**REQUIRED WORK**
Please list all lines of the material below in which the string "monthly" occurs.

**SOURCE MATERIAL**
+ + + +

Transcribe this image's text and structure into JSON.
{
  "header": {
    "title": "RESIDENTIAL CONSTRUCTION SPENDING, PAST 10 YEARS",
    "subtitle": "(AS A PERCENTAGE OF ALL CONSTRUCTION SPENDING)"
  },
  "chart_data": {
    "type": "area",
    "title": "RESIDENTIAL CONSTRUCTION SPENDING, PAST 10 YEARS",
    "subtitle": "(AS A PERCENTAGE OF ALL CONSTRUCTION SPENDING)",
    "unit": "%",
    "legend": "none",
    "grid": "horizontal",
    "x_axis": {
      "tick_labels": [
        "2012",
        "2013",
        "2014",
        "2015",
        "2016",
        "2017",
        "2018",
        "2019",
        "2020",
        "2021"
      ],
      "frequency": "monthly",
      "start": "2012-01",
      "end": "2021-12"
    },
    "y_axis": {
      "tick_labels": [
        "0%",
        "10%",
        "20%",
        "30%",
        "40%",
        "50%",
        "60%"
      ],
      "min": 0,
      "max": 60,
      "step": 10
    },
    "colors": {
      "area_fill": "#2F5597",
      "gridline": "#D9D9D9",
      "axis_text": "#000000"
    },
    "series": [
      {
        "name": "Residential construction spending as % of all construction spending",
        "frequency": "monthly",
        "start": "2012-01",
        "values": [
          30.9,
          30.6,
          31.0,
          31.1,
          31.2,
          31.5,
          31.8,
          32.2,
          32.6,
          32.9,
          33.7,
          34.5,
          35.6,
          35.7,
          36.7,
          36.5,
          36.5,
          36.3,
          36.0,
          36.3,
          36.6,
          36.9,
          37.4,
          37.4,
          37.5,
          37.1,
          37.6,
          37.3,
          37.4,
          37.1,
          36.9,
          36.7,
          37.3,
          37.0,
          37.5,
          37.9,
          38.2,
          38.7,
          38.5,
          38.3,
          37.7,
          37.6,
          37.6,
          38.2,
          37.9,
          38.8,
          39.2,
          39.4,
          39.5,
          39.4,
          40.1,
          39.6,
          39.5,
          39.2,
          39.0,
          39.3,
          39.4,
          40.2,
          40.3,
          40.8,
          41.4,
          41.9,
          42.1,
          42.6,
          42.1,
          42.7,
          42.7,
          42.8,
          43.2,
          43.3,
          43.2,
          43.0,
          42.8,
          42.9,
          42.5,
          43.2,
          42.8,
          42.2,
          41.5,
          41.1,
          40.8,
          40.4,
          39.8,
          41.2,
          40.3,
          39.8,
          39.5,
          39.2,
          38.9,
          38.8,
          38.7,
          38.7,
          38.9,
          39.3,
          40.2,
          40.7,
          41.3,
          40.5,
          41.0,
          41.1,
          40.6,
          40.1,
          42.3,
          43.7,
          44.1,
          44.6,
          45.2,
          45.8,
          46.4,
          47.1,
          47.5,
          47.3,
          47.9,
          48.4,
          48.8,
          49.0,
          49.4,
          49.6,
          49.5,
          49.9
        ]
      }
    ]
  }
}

+ + + +

**CORRECT RESULT**
      "frequency": "monthly",
        "frequency": "monthly",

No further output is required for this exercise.